Exercise:
Check each line of the records below and collect those that include the word "object".

[Records about charts and figures]
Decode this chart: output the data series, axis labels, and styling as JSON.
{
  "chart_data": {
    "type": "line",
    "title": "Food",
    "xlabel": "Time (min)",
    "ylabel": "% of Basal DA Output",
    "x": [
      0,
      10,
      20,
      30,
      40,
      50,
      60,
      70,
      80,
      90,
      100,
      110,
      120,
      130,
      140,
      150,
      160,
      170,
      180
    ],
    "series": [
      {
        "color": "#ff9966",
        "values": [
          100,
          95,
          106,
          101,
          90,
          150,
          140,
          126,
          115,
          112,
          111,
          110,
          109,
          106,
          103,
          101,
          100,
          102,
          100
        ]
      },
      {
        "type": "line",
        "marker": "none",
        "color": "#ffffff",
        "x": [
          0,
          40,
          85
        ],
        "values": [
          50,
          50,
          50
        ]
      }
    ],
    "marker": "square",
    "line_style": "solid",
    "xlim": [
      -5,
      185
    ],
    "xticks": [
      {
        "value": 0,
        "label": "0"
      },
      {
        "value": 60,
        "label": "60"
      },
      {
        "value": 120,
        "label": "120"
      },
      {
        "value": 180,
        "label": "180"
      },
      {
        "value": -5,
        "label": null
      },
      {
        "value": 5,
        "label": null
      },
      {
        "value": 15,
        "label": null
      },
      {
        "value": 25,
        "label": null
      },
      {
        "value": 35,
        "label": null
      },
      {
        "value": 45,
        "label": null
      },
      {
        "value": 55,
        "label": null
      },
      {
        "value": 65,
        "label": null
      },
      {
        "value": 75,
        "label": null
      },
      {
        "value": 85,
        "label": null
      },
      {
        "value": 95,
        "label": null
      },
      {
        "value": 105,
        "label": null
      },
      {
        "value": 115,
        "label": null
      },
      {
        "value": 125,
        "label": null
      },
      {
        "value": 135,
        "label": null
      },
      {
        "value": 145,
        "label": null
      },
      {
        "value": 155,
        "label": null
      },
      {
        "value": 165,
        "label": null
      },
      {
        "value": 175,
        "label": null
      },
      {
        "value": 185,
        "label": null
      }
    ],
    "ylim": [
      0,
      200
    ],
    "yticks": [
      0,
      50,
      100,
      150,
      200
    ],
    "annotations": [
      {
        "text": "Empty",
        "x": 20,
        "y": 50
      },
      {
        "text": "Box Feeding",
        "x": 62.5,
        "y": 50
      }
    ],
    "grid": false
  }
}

---

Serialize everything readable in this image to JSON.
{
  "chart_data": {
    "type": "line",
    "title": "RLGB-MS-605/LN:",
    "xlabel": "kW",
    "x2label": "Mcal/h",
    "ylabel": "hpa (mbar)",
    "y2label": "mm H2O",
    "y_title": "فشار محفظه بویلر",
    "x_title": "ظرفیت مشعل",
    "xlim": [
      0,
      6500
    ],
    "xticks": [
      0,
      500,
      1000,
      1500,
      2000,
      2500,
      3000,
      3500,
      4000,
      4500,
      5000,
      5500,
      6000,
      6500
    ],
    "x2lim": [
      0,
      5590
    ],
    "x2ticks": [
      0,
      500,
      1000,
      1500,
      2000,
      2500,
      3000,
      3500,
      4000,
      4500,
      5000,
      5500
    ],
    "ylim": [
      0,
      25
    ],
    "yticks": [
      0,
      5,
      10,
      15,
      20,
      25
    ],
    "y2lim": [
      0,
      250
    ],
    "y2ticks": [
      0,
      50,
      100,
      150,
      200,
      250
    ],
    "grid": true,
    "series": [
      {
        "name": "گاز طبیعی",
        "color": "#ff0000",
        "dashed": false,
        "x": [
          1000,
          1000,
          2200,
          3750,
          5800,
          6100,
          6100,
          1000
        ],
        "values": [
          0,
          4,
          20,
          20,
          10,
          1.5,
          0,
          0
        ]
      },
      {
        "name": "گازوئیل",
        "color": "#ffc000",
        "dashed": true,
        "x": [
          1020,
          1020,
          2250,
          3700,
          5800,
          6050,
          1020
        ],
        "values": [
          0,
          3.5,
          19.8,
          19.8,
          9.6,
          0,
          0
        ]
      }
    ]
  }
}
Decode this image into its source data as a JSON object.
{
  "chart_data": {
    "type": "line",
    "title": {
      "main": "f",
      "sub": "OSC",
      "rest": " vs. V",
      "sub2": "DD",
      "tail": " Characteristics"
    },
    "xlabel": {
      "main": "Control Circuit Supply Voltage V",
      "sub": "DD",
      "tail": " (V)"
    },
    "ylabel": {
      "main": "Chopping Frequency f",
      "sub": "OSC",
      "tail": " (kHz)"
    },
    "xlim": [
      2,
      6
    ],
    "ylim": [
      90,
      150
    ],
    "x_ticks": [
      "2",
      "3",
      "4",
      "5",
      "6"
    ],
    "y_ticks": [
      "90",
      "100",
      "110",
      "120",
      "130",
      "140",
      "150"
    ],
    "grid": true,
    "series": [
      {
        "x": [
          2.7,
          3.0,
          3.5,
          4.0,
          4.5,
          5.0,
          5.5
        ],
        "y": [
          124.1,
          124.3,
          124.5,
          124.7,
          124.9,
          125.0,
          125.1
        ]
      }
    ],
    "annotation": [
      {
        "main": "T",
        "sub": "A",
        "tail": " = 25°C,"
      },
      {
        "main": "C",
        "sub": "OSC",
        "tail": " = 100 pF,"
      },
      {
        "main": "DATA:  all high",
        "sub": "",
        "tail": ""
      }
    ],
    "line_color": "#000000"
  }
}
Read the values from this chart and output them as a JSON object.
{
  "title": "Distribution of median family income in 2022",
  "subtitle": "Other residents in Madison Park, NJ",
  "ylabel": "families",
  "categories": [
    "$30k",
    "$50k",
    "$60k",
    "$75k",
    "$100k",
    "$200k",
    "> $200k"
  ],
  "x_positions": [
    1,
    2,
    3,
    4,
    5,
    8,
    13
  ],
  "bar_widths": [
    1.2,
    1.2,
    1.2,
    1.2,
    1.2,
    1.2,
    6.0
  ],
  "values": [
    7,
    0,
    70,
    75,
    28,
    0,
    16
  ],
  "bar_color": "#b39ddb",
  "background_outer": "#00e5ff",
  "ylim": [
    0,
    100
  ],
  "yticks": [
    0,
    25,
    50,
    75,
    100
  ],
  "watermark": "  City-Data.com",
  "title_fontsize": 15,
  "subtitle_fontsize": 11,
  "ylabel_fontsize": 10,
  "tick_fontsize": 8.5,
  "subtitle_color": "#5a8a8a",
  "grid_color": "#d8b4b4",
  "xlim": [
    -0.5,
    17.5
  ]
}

Complete answer:
Decode this image into its source data as a JSON object.
Read the values from this chart and output them as a JSON object.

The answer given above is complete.